Transcribe each record exactly. Include every one.

==== SUPPLIED MATERIAL

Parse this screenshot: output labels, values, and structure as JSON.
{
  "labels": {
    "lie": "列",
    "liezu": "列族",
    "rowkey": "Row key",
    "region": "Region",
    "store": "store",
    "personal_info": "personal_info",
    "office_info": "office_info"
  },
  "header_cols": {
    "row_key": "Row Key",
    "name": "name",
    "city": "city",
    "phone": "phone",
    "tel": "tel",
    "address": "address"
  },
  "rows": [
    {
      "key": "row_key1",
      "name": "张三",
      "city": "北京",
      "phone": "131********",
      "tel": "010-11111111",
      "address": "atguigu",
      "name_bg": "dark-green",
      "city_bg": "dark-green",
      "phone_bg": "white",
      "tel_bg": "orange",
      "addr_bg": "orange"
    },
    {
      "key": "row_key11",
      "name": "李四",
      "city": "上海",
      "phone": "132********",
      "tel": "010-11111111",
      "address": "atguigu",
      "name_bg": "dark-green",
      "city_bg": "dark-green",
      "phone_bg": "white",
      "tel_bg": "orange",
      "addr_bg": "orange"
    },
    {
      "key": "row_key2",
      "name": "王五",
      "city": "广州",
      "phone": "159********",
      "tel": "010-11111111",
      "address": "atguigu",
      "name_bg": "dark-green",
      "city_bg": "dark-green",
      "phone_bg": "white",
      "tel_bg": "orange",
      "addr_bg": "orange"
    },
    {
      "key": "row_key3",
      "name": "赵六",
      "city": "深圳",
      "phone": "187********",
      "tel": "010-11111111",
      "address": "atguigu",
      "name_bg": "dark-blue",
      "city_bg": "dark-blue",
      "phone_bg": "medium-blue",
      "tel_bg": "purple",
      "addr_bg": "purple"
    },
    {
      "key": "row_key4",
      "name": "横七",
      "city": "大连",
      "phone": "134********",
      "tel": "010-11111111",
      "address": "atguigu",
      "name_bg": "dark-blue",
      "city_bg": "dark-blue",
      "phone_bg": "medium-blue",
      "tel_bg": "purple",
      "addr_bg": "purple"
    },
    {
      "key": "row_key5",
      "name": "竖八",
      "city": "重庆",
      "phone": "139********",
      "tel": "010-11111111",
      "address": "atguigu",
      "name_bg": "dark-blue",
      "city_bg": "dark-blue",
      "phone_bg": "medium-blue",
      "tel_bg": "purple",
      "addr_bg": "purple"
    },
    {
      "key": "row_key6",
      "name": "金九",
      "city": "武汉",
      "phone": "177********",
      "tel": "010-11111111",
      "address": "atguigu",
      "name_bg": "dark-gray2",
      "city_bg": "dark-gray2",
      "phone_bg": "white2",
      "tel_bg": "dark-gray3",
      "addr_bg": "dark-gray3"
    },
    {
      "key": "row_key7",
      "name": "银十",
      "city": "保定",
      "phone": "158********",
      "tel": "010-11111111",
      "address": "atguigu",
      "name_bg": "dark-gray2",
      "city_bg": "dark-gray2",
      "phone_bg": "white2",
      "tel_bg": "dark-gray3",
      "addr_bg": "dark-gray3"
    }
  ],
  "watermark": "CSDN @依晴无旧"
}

========

* _REPLY TO THE EXERCISE_
Parse this screenshot: output labels, values, and structure as JSON.
{
  "labels": {
    "lie": "列",
    "liezu": "列族",
    "rowkey": "Row key",
    "region": "Region",
    "store": "store",
    "personal_info": "personal_info",
    "office_info": "office_info"
  },
  "header_cols": {
    "row_key": "Row Key",
    "name": "name",
    "city": "city",
    "phone": "phone",
    "tel": "tel",
    "address": "address"
  },
  "rows": [
    {
      "key": "row_key1",
      "name": "张三",
      "city": "北京",
      "phone": "131********",
      "tel": "010-11111111",
      "address": "atguigu",
      "name_bg": "dark-green",
      "city_bg": "dark-green",
      "phone_bg": "white",
      "tel_bg": "orange",
      "addr_bg": "orange"
    },
    {
      "key": "row_key11",
      "name": "李四",
      "city": "上海",
      "phone": "132********",
      "tel": "010-11111111",
      "address": "atguigu",
      "name_bg": "dark-green",
      "city_bg": "dark-green",
      "phone_bg": "white",
      "tel_bg": "orange",
      "addr_bg": "orange"
    },
    {
      "key": "row_key2",
      "name": "王五",
      "city": "广州",
      "phone": "159********",
      "tel": "010-11111111",
      "address": "atguigu",
      "name_bg": "dark-green",
      "city_bg": "dark-green",
      "phone_bg": "white",
      "tel_bg": "orange",
      "addr_bg": "orange"
    },
    {
      "key": "row_key3",
      "name": "赵六",
      "city": "深圳",
      "phone": "187********",
      "tel": "010-11111111",
      "address": "atguigu",
      "name_bg": "dark-blue",
      "city_bg": "dark-blue",
      "phone_bg": "medium-blue",
      "tel_bg": "purple",
      "addr_bg": "purple"
    },
    {
      "key": "row_key4",
      "name": "横七",
      "city": "大连",
      "phone": "134********",
      "tel": "010-11111111",
      "address": "atguigu",
      "name_bg": "dark-blue",
      "city_bg": "dark-blue",
      "phone_bg": "medium-blue",
      "tel_bg": "purple",
      "addr_bg": "purple"
    },
    {
      "key": "row_key5",
      "name": "竖八",
      "city": "重庆",
      "phone": "139********",
      "tel": "010-11111111",
      "address": "atguigu",
      "name_bg": "dark-blue",
      "city_bg": "dark-blue",
      "phone_bg": "medium-blue",
      "tel_bg": "purple",
      "addr_bg": "purple"
    },
    {
      "key": "row_key6",
      "name": "金九",
      "city": "武汉",
      "phone": "177********",
      "tel": "010-11111111",
      "address": "atguigu",
      "name_bg": "dark-gray2",
      "city_bg": "dark-gray2",
      "phone_bg": "white2",
      "tel_bg": "dark-gray3",
      "addr_bg": "dark-gray3"
    },
    {
      "key": "row_key7",
      "name": "银十",
      "city": "保定",
      "phone": "158********",
      "tel": "010-11111111",
      "address": "atguigu",
      "name_bg": "dark-gray2",
      "city_bg": "dark-gray2",
      "phone_bg": "white2",
      "tel_bg": "dark-gray3",
      "addr_bg": "dark-gray3"
    }
  ],
  "watermark": "CSDN @依晴无旧"
}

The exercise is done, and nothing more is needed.